(Records contained in a dataset)
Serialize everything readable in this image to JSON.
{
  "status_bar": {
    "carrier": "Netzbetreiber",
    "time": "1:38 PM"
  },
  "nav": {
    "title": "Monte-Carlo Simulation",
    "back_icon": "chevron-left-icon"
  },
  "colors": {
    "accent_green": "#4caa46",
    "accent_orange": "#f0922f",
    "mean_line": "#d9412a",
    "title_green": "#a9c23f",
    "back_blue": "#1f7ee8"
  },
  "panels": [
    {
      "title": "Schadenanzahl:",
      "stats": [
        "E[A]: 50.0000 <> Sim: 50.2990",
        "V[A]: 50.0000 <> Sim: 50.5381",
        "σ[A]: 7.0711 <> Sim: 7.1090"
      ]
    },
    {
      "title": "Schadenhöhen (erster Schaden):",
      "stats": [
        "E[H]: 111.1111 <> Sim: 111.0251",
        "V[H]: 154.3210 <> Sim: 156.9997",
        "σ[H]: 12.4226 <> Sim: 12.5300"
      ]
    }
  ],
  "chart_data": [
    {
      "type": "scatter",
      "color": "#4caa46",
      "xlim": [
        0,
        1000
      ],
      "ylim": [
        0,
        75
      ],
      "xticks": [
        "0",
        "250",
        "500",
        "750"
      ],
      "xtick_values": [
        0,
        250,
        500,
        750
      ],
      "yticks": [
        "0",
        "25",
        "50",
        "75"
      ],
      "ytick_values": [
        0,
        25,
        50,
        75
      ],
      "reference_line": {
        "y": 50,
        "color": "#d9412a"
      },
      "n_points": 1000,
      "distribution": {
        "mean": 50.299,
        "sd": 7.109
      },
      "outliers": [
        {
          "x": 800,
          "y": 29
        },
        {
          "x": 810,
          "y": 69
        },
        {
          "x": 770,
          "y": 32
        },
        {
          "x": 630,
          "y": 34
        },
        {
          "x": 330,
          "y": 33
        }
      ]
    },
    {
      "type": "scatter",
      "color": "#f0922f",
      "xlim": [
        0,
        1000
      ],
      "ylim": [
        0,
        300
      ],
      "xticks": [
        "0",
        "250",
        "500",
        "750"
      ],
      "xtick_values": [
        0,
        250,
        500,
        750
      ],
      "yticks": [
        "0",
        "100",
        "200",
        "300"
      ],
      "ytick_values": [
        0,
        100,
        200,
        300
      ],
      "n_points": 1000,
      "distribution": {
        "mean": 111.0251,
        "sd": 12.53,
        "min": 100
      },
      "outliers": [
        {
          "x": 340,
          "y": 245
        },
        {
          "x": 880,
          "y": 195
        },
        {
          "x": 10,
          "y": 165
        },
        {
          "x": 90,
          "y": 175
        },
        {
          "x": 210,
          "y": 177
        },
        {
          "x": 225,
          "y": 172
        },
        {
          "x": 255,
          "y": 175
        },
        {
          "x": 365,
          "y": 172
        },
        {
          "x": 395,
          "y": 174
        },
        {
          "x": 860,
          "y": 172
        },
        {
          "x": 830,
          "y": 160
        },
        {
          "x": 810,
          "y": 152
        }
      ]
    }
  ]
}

* [EXERCISE PROMPT] Copy every line of the material, please, keeping it exactly the same.

* [THE OUTPUT]
Serialize everything readable in this image to JSON.
{
  "status_bar": {
    "carrier": "Netzbetreiber",
    "time": "1:38 PM"
  },
  "nav": {
    "title": "Monte-Carlo Simulation",
    "back_icon": "chevron-left-icon"
  },
  "colors": {
    "accent_green": "#4caa46",
    "accent_orange": "#f0922f",
    "mean_line": "#d9412a",
    "title_green": "#a9c23f",
    "back_blue": "#1f7ee8"
  },
  "panels": [
    {
      "title": "Schadenanzahl:",
      "stats": [
        "E[A]: 50.0000 <> Sim: 50.2990",
        "V[A]: 50.0000 <> Sim: 50.5381",
        "σ[A]: 7.0711 <> Sim: 7.1090"
      ]
    },
    {
      "title": "Schadenhöhen (erster Schaden):",
      "stats": [
        "E[H]: 111.1111 <> Sim: 111.0251",
        "V[H]: 154.3210 <> Sim: 156.9997",
        "σ[H]: 12.4226 <> Sim: 12.5300"
      ]
    }
  ],
  "chart_data": [
    {
      "type": "scatter",
      "color": "#4caa46",
      "xlim": [
        0,
        1000
      ],
      "ylim": [
        0,
        75
      ],
      "xticks": [
        "0",
        "250",
        "500",
        "750"
      ],
      "xtick_values": [
        0,
        250,
        500,
        750
      ],
      "yticks": [
        "0",
        "25",
        "50",
        "75"
      ],
      "ytick_values": [
        0,
        25,
        50,
        75
      ],
      "reference_line": {
        "y": 50,
        "color": "#d9412a"
      },
      "n_points": 1000,
      "distribution": {
        "mean": 50.299,
        "sd": 7.109
      },
      "outliers": [
        {
          "x": 800,
          "y": 29
        },
        {
          "x": 810,
          "y": 69
        },
        {
          "x": 770,
          "y": 32
        },
        {
          "x": 630,
          "y": 34
        },
        {
          "x": 330,
          "y": 33
        }
      ]
    },
    {
      "type": "scatter",
      "color": "#f0922f",
      "xlim": [
        0,
        1000
      ],
      "ylim": [
        0,
        300
      ],
      "xticks": [
        "0",
        "250",
        "500",
        "750"
      ],
      "xtick_values": [
        0,
        250,
        500,
        750
      ],
      "yticks": [
        "0",
        "100",
        "200",
        "300"
      ],
      "ytick_values": [
        0,
        100,
        200,
        300
      ],
      "n_points": 1000,
      "distribution": {
        "mean": 111.0251,
        "sd": 12.53,
        "min": 100
      },
      "outliers": [
        {
          "x": 340,
          "y": 245
        },
        {
          "x": 880,
          "y": 195
        },
        {
          "x": 10,
          "y": 165
        },
        {
          "x": 90,
          "y": 175
        },
        {
          "x": 210,
          "y": 177
        },
        {
          "x": 225,
          "y": 172
        },
        {
          "x": 255,
          "y": 175
        },
        {
          "x": 365,
          "y": 172
        },
        {
          "x": 395,
          "y": 174
        },
        {
          "x": 860,
          "y": 172
        },
        {
          "x": 830,
          "y": 160
        },
        {
          "x": 810,
          "y": 152
        }
      ]
    }
  ]
}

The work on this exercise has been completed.